↓↓↓

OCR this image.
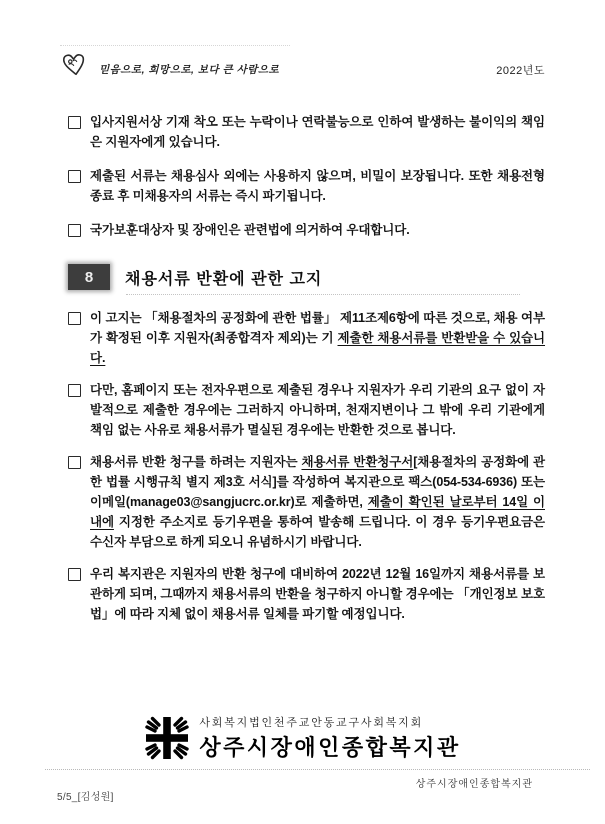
믿음으로, 희망으로, 보다 큰 사람으로	2022년도
입사지원서상 기재 착오 또는 누락이나 연락불능으로 인하여 발생하는 불이익의 책임은 지원자에게 있습니다.
제출된 서류는 채용심사 외에는 사용하지 않으며, 비밀이 보장됩니다. 또한 채용전형 종료 후 미채용자의 서류는 즉시 파기됩니다.
국가보훈대상자 및 장애인은 관련법에 의거하여 우대합니다.
8	채용서류 반환에 관한 고지
이 고지는 「채용절차의 공정화에 관한 법률」 제11조제6항에 따른 것으로, 채용 여부가 확정된 이후 지원자(최종합격자 제외)는 기 제출한 채용서류를 반환받을 수 있습니다.
다만, 홈페이지 또는 전자우편으로 제출된 경우나 지원자가 우리 기관의 요구 없이 자발적으로 제출한 경우에는 그러하지 아니하며, 천재지변이나 그 밖에 우리 기관에게 책임 없는 사유로 채용서류가 멸실된 경우에는 반환한 것으로 봅니다.
채용서류 반환 청구를 하려는 지원자는 채용서류 반환청구서[채용절차의 공정화에 관한 법률 시행규칙 별지 제3호 서식]를 작성하여 복지관으로 팩스(054-534-6936) 또는 이메일(manage03@sangjucrc.or.kr)로 제출하면, 제출이 확인된 날로부터 14일 이내에 지정한 주소지로 등기우편을 통하여 발송해 드립니다. 이 경우 등기우편요금은 수신자 부담으로 하게 되오니 유념하시기 바랍니다.
우리 복지관은 지원자의 반환 청구에 대비하여 2022년 12월 16일까지 채용서류를 보관하게 되며, 그때까지 채용서류의 반환을 청구하지 아니할 경우에는 「개인정보 보호법」에 따라 지체 없이 채용서류 일체를 파기할 예정입니다.
사회복지법인천주교안동교구사회복지회
상주시장애인종합복지관
상주시장애인종합복지관
5/5_[김성원]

↑↑↑

Written instruction: Reply with one number only: the count of lines in the entries that contain "경우에는".

Exercise answer: 2